◆ **Dataset excerpts**:
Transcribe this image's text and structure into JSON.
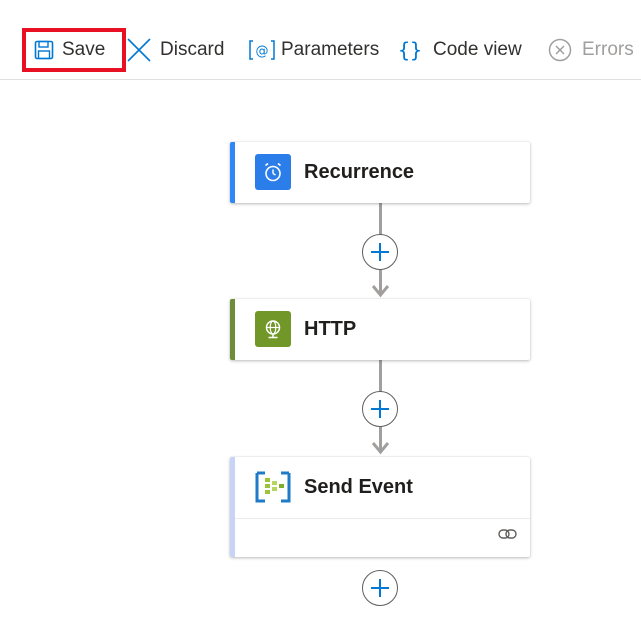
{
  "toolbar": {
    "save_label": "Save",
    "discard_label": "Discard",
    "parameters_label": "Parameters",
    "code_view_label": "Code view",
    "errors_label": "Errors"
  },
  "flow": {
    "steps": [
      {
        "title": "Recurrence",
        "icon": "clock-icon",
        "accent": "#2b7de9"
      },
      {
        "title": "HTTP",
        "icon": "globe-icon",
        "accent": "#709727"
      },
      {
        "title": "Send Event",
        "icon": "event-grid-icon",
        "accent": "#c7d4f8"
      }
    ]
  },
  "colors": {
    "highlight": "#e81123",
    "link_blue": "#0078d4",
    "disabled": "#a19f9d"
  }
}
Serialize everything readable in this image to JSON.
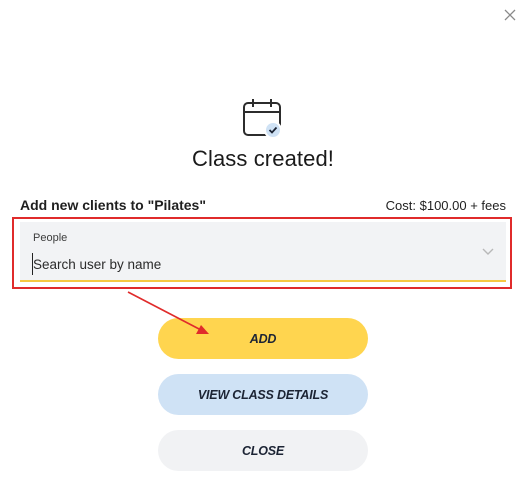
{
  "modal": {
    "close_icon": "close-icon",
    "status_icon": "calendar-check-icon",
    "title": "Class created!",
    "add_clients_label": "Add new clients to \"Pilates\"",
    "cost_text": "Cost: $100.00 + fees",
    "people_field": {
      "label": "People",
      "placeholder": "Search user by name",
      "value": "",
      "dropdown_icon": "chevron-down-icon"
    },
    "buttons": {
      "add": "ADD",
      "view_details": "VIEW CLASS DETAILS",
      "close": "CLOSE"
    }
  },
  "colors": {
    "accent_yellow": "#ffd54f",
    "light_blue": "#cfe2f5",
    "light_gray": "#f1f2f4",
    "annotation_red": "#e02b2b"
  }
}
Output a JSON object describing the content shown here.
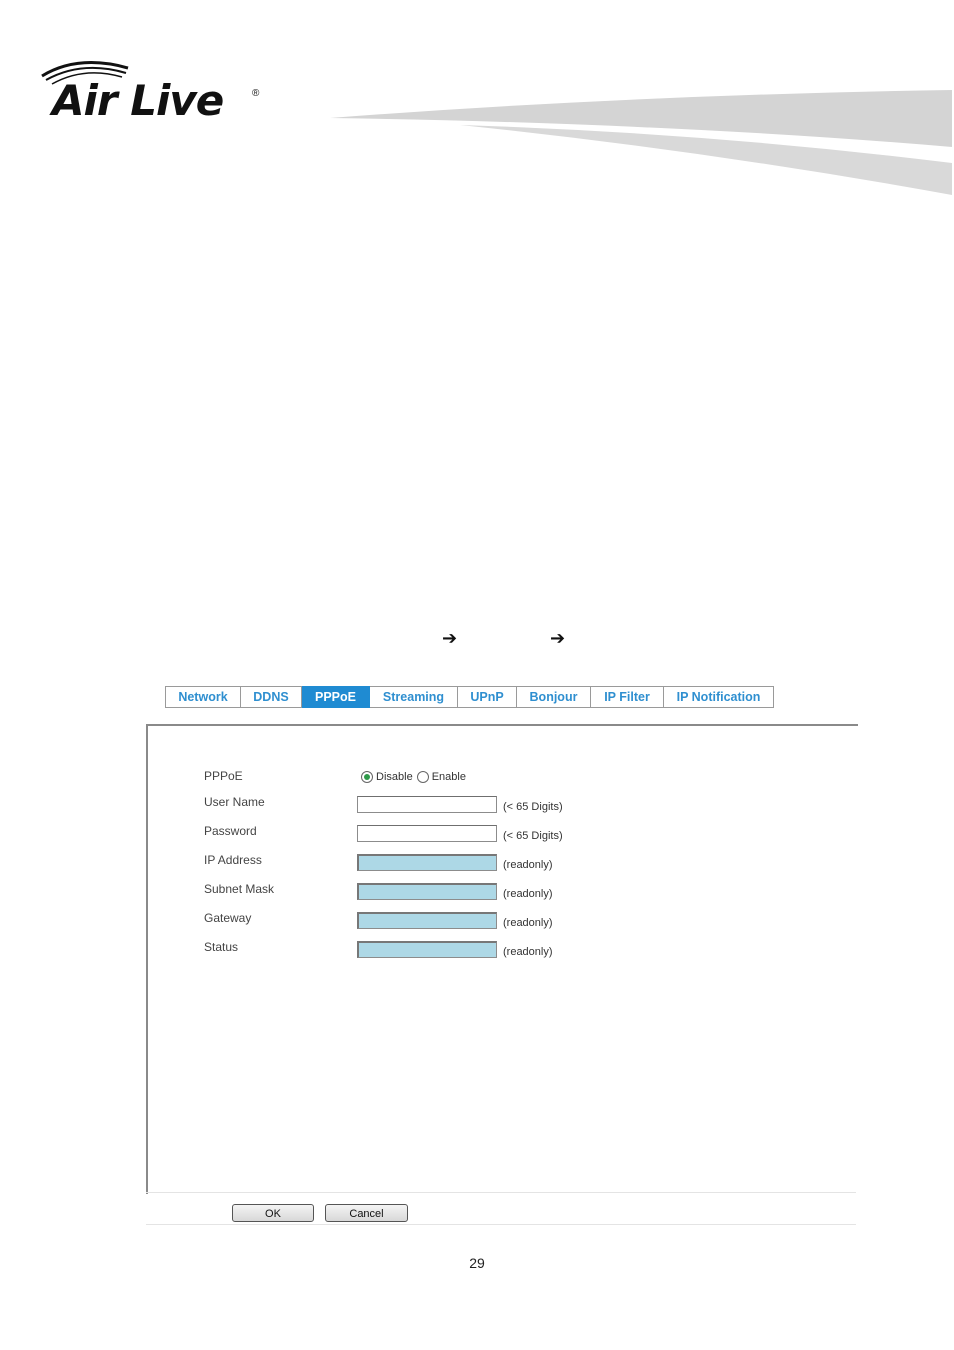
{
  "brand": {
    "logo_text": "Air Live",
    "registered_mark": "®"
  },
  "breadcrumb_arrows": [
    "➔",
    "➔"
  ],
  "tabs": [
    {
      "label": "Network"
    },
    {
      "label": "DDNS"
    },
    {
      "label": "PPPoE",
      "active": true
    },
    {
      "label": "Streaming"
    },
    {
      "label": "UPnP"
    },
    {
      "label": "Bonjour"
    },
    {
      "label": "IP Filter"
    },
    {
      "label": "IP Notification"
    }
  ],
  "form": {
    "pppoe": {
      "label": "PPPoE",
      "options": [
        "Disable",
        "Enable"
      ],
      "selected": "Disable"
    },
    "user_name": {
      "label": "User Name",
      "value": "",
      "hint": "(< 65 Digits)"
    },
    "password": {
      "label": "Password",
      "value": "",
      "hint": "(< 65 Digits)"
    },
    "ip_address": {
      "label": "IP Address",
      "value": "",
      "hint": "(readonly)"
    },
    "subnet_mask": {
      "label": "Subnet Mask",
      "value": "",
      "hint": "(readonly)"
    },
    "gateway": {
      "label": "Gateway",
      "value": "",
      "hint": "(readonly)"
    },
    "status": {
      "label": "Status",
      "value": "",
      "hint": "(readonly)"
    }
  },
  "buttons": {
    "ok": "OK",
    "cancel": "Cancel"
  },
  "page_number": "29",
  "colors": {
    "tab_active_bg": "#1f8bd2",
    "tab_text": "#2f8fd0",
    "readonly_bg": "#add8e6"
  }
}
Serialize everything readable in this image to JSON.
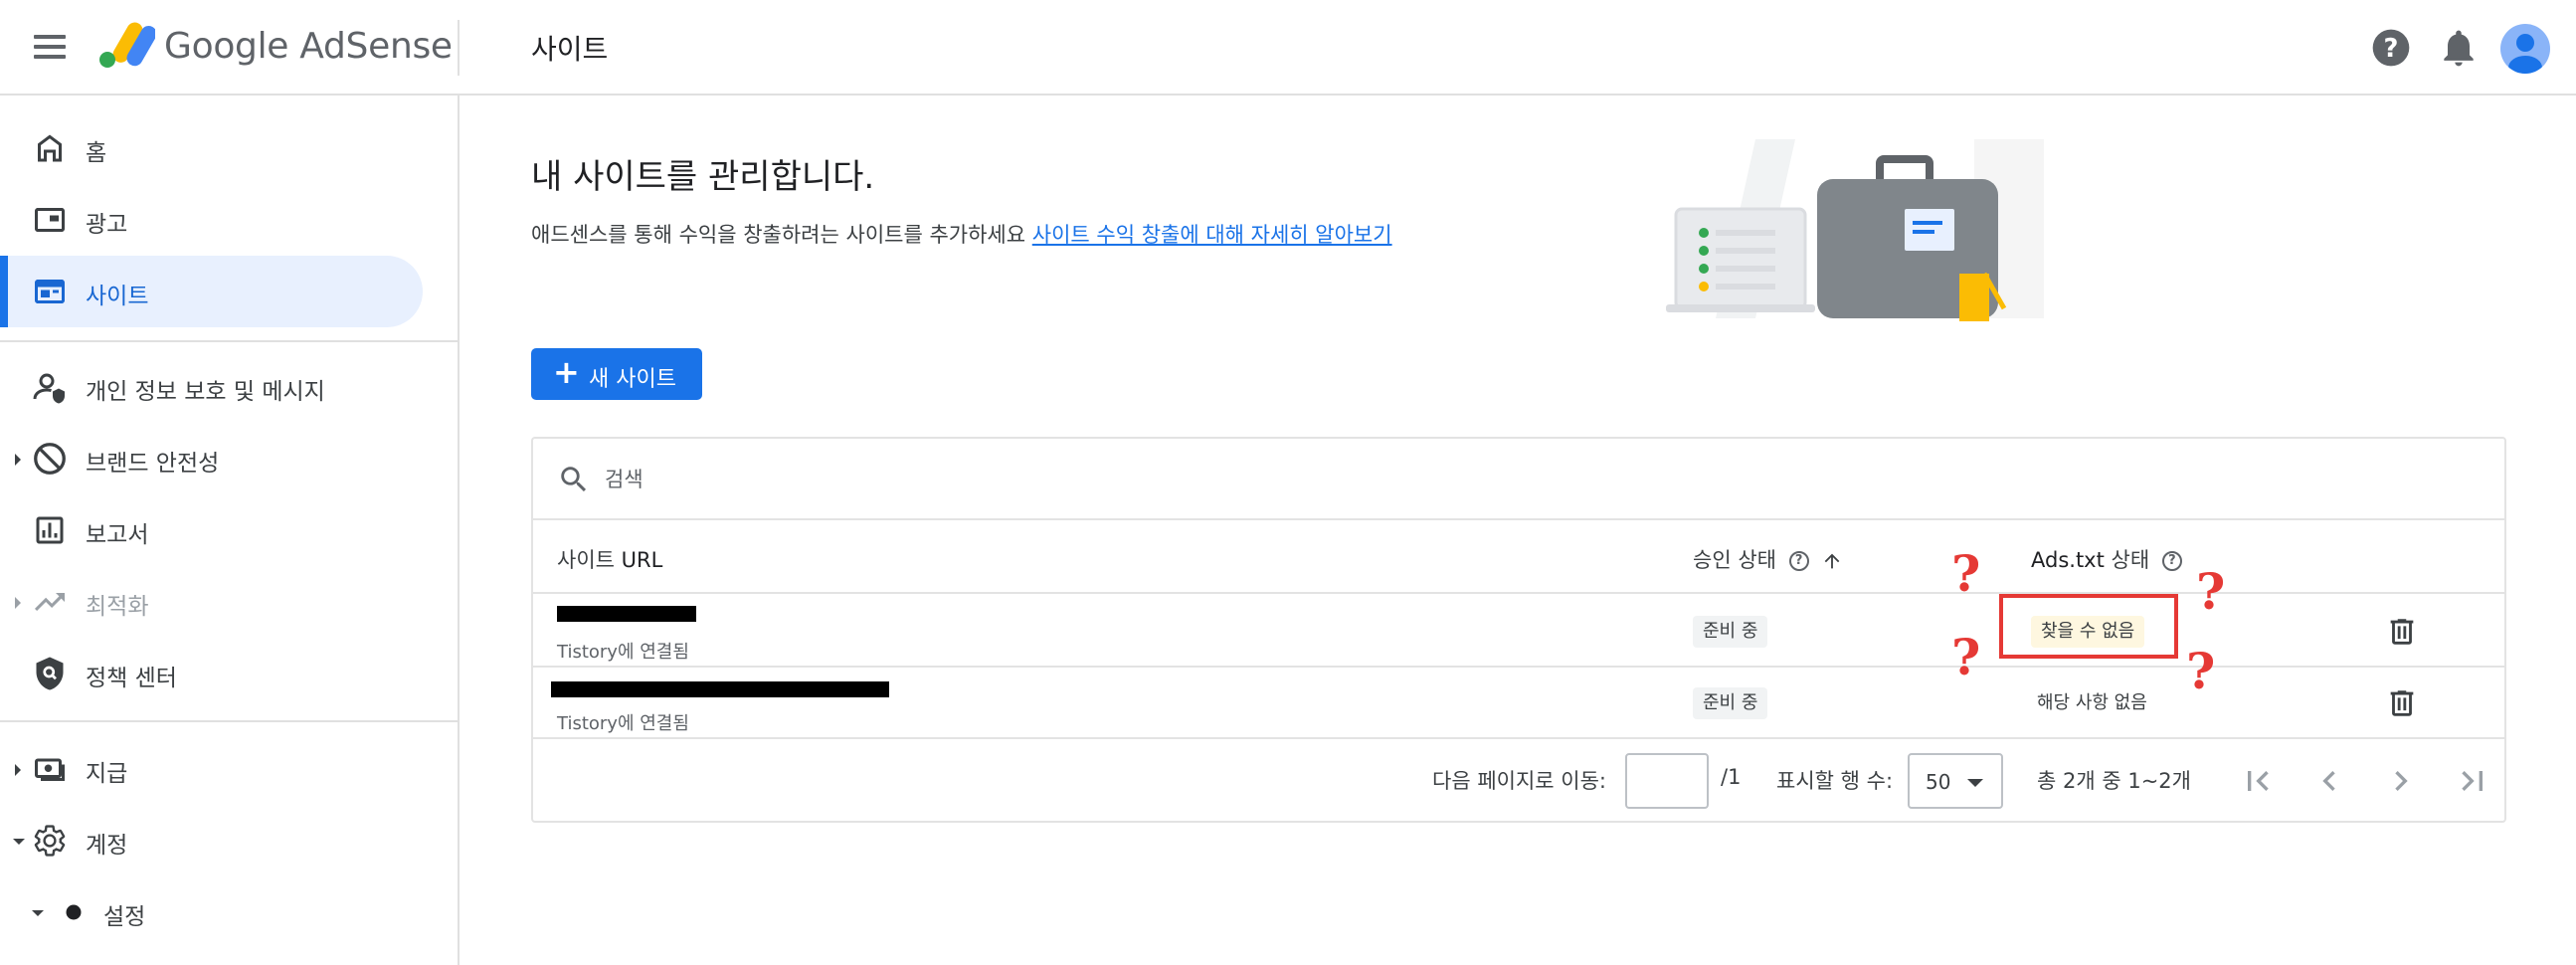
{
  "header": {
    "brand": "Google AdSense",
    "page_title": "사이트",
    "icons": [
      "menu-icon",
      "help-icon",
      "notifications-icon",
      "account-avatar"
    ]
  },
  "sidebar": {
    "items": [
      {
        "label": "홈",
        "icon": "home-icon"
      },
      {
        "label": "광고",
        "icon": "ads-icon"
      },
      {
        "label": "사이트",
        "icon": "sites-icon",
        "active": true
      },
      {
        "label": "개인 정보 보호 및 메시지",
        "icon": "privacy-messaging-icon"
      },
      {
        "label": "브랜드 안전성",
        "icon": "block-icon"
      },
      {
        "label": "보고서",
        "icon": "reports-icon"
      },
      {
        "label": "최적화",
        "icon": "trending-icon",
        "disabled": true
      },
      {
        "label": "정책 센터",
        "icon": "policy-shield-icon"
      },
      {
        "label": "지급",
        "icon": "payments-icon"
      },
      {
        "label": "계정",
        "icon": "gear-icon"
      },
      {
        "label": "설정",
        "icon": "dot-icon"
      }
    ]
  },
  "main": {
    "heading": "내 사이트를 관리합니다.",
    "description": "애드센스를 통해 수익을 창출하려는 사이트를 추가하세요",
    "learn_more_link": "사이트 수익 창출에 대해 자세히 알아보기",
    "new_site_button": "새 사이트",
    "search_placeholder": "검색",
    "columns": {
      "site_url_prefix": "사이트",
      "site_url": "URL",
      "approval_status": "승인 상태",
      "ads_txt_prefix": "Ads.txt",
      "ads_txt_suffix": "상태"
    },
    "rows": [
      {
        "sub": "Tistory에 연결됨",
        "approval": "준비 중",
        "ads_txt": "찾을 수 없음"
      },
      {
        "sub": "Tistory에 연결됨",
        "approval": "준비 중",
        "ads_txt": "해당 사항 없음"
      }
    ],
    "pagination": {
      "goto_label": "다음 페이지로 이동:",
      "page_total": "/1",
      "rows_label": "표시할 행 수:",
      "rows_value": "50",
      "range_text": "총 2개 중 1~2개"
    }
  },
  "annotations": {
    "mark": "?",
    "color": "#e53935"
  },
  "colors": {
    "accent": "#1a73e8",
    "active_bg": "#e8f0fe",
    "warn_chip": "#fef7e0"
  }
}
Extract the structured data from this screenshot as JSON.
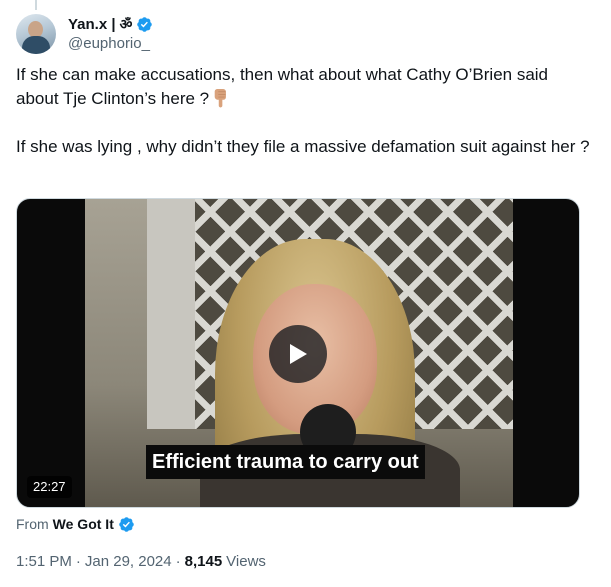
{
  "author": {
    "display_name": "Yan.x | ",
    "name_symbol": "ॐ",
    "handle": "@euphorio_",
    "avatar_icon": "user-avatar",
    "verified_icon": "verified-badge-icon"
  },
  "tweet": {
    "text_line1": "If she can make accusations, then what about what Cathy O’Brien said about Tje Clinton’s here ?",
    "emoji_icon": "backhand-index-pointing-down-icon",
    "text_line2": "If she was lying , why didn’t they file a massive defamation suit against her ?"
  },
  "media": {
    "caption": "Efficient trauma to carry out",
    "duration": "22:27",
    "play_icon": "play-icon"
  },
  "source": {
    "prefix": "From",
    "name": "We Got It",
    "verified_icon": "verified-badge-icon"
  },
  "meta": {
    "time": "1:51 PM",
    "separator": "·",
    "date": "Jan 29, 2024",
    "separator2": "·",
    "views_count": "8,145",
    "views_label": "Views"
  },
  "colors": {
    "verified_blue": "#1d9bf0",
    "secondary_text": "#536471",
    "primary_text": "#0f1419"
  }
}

◆ **Problem description**:
The records above are to be reproduced exactly; the pictures are to be left out.

◆ **The answer**:
Transcribe this image's text and structure into JSON.
{
  "toolbar": {
    "save_label": "Save",
    "discard_label": "Discard",
    "parameters_label": "Parameters",
    "code_view_label": "Code view",
    "errors_label": "Errors"
  },
  "flow": {
    "steps": [
      {
        "title": "Recurrence",
        "icon": "clock-icon",
        "accent": "#2b7de9"
      },
      {
        "title": "HTTP",
        "icon": "globe-icon",
        "accent": "#709727"
      },
      {
        "title": "Send Event",
        "icon": "event-grid-icon",
        "accent": "#c7d4f8"
      }
    ]
  },
  "colors": {
    "highlight": "#e81123",
    "link_blue": "#0078d4",
    "disabled": "#a19f9d"
  }
}
Serialize everything readable in this image to JSON.
{
  "modal": {
    "close_icon": "close-icon",
    "status_icon": "calendar-check-icon",
    "title": "Class created!",
    "add_clients_label": "Add new clients to \"Pilates\"",
    "cost_text": "Cost: $100.00 + fees",
    "people_field": {
      "label": "People",
      "placeholder": "Search user by name",
      "value": "",
      "dropdown_icon": "chevron-down-icon"
    },
    "buttons": {
      "add": "ADD",
      "view_details": "VIEW CLASS DETAILS",
      "close": "CLOSE"
    }
  },
  "colors": {
    "accent_yellow": "#ffd54f",
    "light_blue": "#cfe2f5",
    "light_gray": "#f1f2f4",
    "annotation_red": "#e02b2b"
  }
}
Output a JSON object describing the content shown here.
{
  "brand": {
    "logo_text": "Air Live",
    "registered_mark": "®"
  },
  "breadcrumb_arrows": [
    "➔",
    "➔"
  ],
  "tabs": [
    {
      "label": "Network"
    },
    {
      "label": "DDNS"
    },
    {
      "label": "PPPoE",
      "active": true
    },
    {
      "label": "Streaming"
    },
    {
      "label": "UPnP"
    },
    {
      "label": "Bonjour"
    },
    {
      "label": "IP Filter"
    },
    {
      "label": "IP Notification"
    }
  ],
  "form": {
    "pppoe": {
      "label": "PPPoE",
      "options": [
        "Disable",
        "Enable"
      ],
      "selected": "Disable"
    },
    "user_name": {
      "label": "User Name",
      "value": "",
      "hint": "(< 65 Digits)"
    },
    "password": {
      "label": "Password",
      "value": "",
      "hint": "(< 65 Digits)"
    },
    "ip_address": {
      "label": "IP Address",
      "value": "",
      "hint": "(readonly)"
    },
    "subnet_mask": {
      "label": "Subnet Mask",
      "value": "",
      "hint": "(readonly)"
    },
    "gateway": {
      "label": "Gateway",
      "value": "",
      "hint": "(readonly)"
    },
    "status": {
      "label": "Status",
      "value": "",
      "hint": "(readonly)"
    }
  },
  "buttons": {
    "ok": "OK",
    "cancel": "Cancel"
  },
  "page_number": "29",
  "colors": {
    "tab_active_bg": "#1f8bd2",
    "tab_text": "#2f8fd0",
    "readonly_bg": "#add8e6"
  }
}
Serialize everything readable in this image to JSON.
{
  "header": {
    "brand": "Google AdSense",
    "page_title": "사이트",
    "icons": [
      "menu-icon",
      "help-icon",
      "notifications-icon",
      "account-avatar"
    ]
  },
  "sidebar": {
    "items": [
      {
        "label": "홈",
        "icon": "home-icon"
      },
      {
        "label": "광고",
        "icon": "ads-icon"
      },
      {
        "label": "사이트",
        "icon": "sites-icon",
        "active": true
      },
      {
        "label": "개인 정보 보호 및 메시지",
        "icon": "privacy-messaging-icon"
      },
      {
        "label": "브랜드 안전성",
        "icon": "block-icon"
      },
      {
        "label": "보고서",
        "icon": "reports-icon"
      },
      {
        "label": "최적화",
        "icon": "trending-icon",
        "disabled": true
      },
      {
        "label": "정책 센터",
        "icon": "policy-shield-icon"
      },
      {
        "label": "지급",
        "icon": "payments-icon"
      },
      {
        "label": "계정",
        "icon": "gear-icon"
      },
      {
        "label": "설정",
        "icon": "dot-icon"
      }
    ]
  },
  "main": {
    "heading": "내 사이트를 관리합니다.",
    "description": "애드센스를 통해 수익을 창출하려는 사이트를 추가하세요",
    "learn_more_link": "사이트 수익 창출에 대해 자세히 알아보기",
    "new_site_button": "새 사이트",
    "search_placeholder": "검색",
    "columns": {
      "site_url_prefix": "사이트",
      "site_url": "URL",
      "approval_status": "승인 상태",
      "ads_txt_prefix": "Ads.txt",
      "ads_txt_suffix": "상태"
    },
    "rows": [
      {
        "sub": "Tistory에 연결됨",
        "approval": "준비 중",
        "ads_txt": "찾을 수 없음"
      },
      {
        "sub": "Tistory에 연결됨",
        "approval": "준비 중",
        "ads_txt": "해당 사항 없음"
      }
    ],
    "pagination": {
      "goto_label": "다음 페이지로 이동:",
      "page_total": "/1",
      "rows_label": "표시할 행 수:",
      "rows_value": "50",
      "range_text": "총 2개 중 1~2개"
    }
  },
  "annotations": {
    "mark": "?",
    "color": "#e53935"
  },
  "colors": {
    "accent": "#1a73e8",
    "active_bg": "#e8f0fe",
    "warn_chip": "#fef7e0"
  }
}
Extract the structured data from this screenshot as JSON.
{
  "author": {
    "display_name": "Yan.x | ",
    "name_symbol": "ॐ",
    "handle": "@euphorio_",
    "avatar_icon": "user-avatar",
    "verified_icon": "verified-badge-icon"
  },
  "tweet": {
    "text_line1": "If she can make accusations, then what about what Cathy O’Brien said about Tje Clinton’s here ?",
    "emoji_icon": "backhand-index-pointing-down-icon",
    "text_line2": "If she was lying , why didn’t they file a massive defamation suit against her ?"
  },
  "media": {
    "caption": "Efficient trauma to carry out",
    "duration": "22:27",
    "play_icon": "play-icon"
  },
  "source": {
    "prefix": "From",
    "name": "We Got It",
    "verified_icon": "verified-badge-icon"
  },
  "meta": {
    "time": "1:51 PM",
    "separator": "·",
    "date": "Jan 29, 2024",
    "separator2": "·",
    "views_count": "8,145",
    "views_label": "Views"
  },
  "colors": {
    "verified_blue": "#1d9bf0",
    "secondary_text": "#536471",
    "primary_text": "#0f1419"
  }
}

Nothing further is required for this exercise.